>> START MATERIAL FOR THE TASK

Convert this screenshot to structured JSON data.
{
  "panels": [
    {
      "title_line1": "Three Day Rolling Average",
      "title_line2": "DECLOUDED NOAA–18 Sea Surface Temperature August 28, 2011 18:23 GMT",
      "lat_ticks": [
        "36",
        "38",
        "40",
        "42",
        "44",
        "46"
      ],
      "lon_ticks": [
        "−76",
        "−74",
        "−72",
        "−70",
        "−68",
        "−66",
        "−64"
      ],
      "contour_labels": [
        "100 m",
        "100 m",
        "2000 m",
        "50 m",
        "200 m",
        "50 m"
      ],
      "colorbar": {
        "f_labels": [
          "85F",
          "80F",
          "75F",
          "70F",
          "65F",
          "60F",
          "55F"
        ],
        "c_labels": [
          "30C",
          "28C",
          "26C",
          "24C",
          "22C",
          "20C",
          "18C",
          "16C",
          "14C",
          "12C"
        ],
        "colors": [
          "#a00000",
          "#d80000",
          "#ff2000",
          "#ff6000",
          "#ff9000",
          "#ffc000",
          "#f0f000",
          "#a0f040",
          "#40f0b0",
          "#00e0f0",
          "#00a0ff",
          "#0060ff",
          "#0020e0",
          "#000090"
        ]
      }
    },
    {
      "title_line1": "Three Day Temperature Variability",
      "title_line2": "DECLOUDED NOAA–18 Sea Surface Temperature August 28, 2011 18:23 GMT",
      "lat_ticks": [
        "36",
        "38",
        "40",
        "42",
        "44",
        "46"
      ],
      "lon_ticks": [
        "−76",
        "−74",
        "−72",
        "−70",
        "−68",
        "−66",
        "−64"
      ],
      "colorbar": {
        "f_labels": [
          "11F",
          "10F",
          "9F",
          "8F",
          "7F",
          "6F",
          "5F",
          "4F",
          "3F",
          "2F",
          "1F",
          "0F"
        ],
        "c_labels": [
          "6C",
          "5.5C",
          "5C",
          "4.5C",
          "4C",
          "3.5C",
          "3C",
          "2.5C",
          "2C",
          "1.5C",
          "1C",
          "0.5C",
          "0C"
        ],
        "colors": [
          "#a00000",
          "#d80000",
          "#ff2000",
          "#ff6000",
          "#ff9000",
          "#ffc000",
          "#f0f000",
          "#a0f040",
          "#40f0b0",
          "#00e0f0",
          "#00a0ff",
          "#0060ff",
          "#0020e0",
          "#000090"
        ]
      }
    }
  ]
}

>> END MATERIAL FOR THE TASK

- THE REQUEST: Show every line from the entries above in which "Three" appears.

- ANSWER IN FULL:
      "title_line1": "Three Day Rolling Average",
      "title_line1": "Three Day Temperature Variability",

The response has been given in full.